- _TASK REQUIREMENTS_:
Every entry needs to be reproduced exactly.

- _RECORDS PROVIDED_:

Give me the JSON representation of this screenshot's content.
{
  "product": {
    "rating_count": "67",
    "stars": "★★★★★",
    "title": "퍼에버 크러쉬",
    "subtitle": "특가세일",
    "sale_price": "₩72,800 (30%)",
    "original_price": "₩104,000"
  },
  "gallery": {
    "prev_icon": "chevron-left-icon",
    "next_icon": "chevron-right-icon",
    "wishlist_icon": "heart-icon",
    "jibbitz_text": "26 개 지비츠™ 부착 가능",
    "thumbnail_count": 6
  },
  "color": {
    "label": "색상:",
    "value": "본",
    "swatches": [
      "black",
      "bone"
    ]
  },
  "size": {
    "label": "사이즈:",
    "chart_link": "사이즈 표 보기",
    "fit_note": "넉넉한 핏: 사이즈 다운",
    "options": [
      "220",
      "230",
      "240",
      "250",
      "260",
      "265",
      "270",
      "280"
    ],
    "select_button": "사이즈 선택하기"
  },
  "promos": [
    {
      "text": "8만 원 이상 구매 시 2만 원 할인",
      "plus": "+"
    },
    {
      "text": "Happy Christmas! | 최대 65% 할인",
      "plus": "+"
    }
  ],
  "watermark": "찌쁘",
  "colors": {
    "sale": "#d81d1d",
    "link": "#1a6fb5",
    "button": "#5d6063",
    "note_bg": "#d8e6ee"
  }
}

- _FULL OUTPUT_:
Give me the JSON representation of this screenshot's content.
{
  "product": {
    "rating_count": "67",
    "stars": "★★★★★",
    "title": "퍼에버 크러쉬",
    "subtitle": "특가세일",
    "sale_price": "₩72,800 (30%)",
    "original_price": "₩104,000"
  },
  "gallery": {
    "prev_icon": "chevron-left-icon",
    "next_icon": "chevron-right-icon",
    "wishlist_icon": "heart-icon",
    "jibbitz_text": "26 개 지비츠™ 부착 가능",
    "thumbnail_count": 6
  },
  "color": {
    "label": "색상:",
    "value": "본",
    "swatches": [
      "black",
      "bone"
    ]
  },
  "size": {
    "label": "사이즈:",
    "chart_link": "사이즈 표 보기",
    "fit_note": "넉넉한 핏: 사이즈 다운",
    "options": [
      "220",
      "230",
      "240",
      "250",
      "260",
      "265",
      "270",
      "280"
    ],
    "select_button": "사이즈 선택하기"
  },
  "promos": [
    {
      "text": "8만 원 이상 구매 시 2만 원 할인",
      "plus": "+"
    },
    {
      "text": "Happy Christmas! | 최대 65% 할인",
      "plus": "+"
    }
  ],
  "watermark": "찌쁘",
  "colors": {
    "sale": "#d81d1d",
    "link": "#1a6fb5",
    "button": "#5d6063",
    "note_bg": "#d8e6ee"
  }
}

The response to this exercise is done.